Plastic reduction alone Isn’t enough
Reducing unnecessary plastic use is an important goal, but it is only one piece of the puzzle.
Even if companies eliminate excess packaging and consumers choose reusable products whenever possible, millions of tonnes of plastic will continue to be used in healthcare, food systems, transportation, and other essential industries.
That’s why we also need systems that keep valuable materials in circulation instead of allowing them to become pollution.
This includes:
- Designing products that use less material and are easier to recycle.
- Expanding collection and recycling infrastructure.
- Investing in technologies that recover difficult-to-recycle plastics.
- Supporting the people and communities who collect recyclable materials.
- Encouraging consumers to dispose of waste responsibly.
Together, these efforts move us closer to a circular economy, where materials are used for as long as possible rather than becoming waste after a single use.
The role of extended producer responsibility
Governments around the world are increasingly adopting Extended Producer Responsibility (EPR) policies to help address plastic pollution.

DIRECTIONS: Could you write the next part of the passage on plastic pollution, starting after its final sentence?

(Stored entries)

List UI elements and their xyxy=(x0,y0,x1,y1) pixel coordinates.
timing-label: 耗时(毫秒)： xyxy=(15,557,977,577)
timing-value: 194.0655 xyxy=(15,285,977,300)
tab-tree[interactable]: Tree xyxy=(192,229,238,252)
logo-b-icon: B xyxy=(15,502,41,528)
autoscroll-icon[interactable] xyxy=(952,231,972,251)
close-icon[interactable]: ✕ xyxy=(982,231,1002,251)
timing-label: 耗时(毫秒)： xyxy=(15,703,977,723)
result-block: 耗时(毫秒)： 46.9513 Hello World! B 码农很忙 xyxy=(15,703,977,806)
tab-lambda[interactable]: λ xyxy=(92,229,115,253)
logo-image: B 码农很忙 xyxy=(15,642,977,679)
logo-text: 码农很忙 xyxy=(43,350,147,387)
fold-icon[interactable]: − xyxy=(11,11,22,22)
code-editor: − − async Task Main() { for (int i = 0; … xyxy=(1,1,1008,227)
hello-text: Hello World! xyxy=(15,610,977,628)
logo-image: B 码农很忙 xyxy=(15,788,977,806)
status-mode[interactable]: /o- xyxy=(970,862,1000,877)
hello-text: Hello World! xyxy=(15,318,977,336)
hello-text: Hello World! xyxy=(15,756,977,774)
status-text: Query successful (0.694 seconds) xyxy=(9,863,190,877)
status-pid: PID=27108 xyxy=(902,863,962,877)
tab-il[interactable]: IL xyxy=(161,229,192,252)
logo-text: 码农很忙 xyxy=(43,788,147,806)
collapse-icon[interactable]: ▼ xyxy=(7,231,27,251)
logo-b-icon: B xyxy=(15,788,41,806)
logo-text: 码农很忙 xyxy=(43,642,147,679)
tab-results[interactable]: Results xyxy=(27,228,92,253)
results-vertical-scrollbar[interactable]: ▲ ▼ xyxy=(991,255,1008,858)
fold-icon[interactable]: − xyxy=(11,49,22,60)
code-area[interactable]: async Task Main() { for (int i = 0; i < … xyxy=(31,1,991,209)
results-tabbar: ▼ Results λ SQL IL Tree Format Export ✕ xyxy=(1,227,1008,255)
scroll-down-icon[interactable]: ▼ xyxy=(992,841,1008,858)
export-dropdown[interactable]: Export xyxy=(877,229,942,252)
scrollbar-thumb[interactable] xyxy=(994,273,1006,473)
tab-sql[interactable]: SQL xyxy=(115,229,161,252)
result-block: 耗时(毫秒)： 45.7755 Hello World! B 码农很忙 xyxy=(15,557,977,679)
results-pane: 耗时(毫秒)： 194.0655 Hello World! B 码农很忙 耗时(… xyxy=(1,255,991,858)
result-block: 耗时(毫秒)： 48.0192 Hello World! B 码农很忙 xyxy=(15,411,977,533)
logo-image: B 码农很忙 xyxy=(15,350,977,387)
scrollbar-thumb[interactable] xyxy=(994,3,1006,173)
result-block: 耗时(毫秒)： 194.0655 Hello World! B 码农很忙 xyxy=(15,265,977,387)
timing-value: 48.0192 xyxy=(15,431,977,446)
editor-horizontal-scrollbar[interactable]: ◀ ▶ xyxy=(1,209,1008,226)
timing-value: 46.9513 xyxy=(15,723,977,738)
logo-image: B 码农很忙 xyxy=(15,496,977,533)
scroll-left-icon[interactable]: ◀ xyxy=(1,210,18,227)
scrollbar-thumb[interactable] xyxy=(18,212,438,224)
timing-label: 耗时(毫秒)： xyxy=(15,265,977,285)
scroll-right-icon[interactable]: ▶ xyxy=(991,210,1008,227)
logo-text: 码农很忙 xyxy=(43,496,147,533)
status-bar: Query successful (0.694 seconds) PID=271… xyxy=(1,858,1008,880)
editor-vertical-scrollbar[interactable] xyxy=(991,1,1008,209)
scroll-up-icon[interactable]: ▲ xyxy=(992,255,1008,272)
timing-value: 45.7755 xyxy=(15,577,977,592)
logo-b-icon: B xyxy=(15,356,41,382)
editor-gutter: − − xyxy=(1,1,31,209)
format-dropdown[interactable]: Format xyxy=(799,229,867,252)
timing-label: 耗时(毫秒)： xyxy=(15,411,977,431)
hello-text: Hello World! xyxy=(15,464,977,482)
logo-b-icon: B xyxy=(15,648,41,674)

RESULT BELOW:
EPR requires producers to take greater responsibility for the packaging they place on the market. Depending on the country, this may include funding collection systems, supporting recycling programmes, redesigning packaging, or meeting recovery targets.
Rather than placing the burden solely on consumers or local governments, EPR recognises that businesses also have a role to play in managing the full life cycle of their products.
When implemented effectively, EPR can encourage innovation, improve recycling rates, and create stronger markets for recycled materials.
However, success depends on collaboration. Governments, businesses, waste management providers, communities, and consumers all have important roles in building systems that work.
The future isn’t plastic-free. It’s smarter.
The future of plastic will likely look very different from today.
Around the world, businesses are developing packaging that uses less material, incorporates recycled content, or is designed for reuse. Refill systems are expanding in some sectors, while new technologies are improving the recovery of difficult-to-recycle plastics.
At the same time, digital tools are helping companies track materials more accurately and demonstrate progress toward their sustainability goals.
These innovations are encouraging, but they are most effective when combined with stronger collection systems and greater public participation.
Plastic itself is a valuable resource. The real challenge is preventing it from becoming waste.
A better question for the future
So, can we live without plastic?
For now, the answer is probably not.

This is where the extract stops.